### BRIEF
Show every line of the data that contains the string "Chimpanzee".

-------- STORED DATA

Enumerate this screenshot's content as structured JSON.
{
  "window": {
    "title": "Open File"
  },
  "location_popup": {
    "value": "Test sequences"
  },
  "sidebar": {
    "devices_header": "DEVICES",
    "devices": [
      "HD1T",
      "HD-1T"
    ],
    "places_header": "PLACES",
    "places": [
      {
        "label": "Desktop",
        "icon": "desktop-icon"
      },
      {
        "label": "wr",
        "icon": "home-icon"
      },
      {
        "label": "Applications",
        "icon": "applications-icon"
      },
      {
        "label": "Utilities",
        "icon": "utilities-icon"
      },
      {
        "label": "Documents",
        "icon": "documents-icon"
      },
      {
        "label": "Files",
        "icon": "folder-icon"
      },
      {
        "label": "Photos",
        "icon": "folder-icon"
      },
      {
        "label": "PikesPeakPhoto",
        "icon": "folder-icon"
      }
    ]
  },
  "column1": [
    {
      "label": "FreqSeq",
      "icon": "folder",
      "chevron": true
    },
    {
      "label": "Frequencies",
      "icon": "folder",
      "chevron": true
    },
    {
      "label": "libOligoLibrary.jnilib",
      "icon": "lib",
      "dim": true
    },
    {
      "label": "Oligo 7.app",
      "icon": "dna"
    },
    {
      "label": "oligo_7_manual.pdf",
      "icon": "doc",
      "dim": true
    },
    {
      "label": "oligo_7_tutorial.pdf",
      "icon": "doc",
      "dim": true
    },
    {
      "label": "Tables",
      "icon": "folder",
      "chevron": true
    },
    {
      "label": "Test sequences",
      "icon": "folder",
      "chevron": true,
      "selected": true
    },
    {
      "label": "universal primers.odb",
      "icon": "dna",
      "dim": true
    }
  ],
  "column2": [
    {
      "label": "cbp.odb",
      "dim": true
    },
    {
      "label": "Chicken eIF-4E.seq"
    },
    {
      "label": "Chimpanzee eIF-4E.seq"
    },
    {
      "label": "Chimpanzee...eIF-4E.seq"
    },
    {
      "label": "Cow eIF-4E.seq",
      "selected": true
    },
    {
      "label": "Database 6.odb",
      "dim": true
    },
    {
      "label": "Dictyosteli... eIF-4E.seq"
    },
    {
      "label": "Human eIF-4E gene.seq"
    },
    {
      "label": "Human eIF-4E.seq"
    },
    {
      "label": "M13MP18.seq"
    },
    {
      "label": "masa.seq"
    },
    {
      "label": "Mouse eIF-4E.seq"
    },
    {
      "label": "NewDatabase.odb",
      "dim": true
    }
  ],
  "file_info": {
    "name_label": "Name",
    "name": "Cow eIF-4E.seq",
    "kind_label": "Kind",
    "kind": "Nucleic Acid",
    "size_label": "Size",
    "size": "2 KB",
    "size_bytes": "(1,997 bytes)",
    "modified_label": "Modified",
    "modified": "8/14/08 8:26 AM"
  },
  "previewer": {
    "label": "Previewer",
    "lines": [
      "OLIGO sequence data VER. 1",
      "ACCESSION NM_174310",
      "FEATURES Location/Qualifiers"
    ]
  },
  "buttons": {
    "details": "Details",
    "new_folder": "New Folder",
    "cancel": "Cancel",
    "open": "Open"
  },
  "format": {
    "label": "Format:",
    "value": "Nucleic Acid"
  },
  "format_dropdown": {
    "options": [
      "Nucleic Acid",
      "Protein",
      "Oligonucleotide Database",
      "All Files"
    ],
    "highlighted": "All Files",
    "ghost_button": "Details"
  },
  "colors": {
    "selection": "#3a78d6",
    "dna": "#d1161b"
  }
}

----------------

### SOLVED PROBLEM
      "label": "Chimpanzee eIF-4E.seq"
      "label": "Chimpanzee...eIF-4E.seq"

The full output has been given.